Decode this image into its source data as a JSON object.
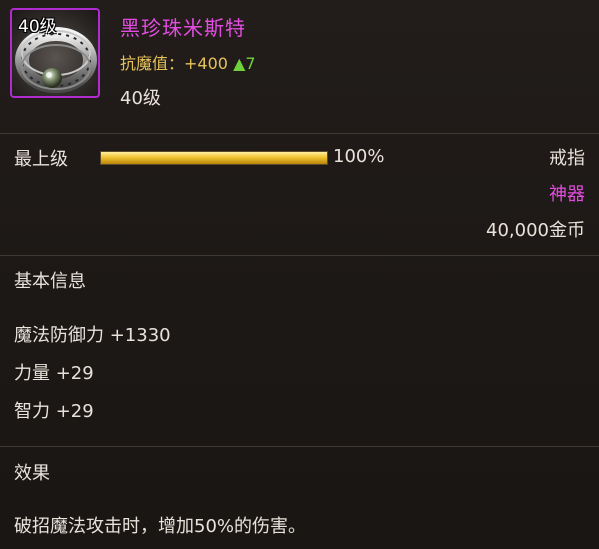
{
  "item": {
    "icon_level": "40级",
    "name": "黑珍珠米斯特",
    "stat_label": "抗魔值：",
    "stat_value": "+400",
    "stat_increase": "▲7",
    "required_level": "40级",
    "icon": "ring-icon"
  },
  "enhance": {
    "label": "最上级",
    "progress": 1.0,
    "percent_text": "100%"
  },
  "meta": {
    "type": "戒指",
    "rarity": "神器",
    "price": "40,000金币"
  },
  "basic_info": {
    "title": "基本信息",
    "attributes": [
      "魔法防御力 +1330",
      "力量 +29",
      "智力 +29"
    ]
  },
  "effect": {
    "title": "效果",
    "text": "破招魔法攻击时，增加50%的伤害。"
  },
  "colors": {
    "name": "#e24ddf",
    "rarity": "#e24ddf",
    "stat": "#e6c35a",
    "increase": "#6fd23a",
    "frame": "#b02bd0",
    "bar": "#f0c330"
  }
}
* * * *
**STATED PROBLEM:** Please set down each line of the data above exactly as written, without the pictures.

**FINAL RESULT:**
Decode this image into its source data as a JSON object.
{
  "item": {
    "icon_level": "40级",
    "name": "黑珍珠米斯特",
    "stat_label": "抗魔值：",
    "stat_value": "+400",
    "stat_increase": "▲7",
    "required_level": "40级",
    "icon": "ring-icon"
  },
  "enhance": {
    "label": "最上级",
    "progress": 1.0,
    "percent_text": "100%"
  },
  "meta": {
    "type": "戒指",
    "rarity": "神器",
    "price": "40,000金币"
  },
  "basic_info": {
    "title": "基本信息",
    "attributes": [
      "魔法防御力 +1330",
      "力量 +29",
      "智力 +29"
    ]
  },
  "effect": {
    "title": "效果",
    "text": "破招魔法攻击时，增加50%的伤害。"
  },
  "colors": {
    "name": "#e24ddf",
    "rarity": "#e24ddf",
    "stat": "#e6c35a",
    "increase": "#6fd23a",
    "frame": "#b02bd0",
    "bar": "#f0c330"
  }
}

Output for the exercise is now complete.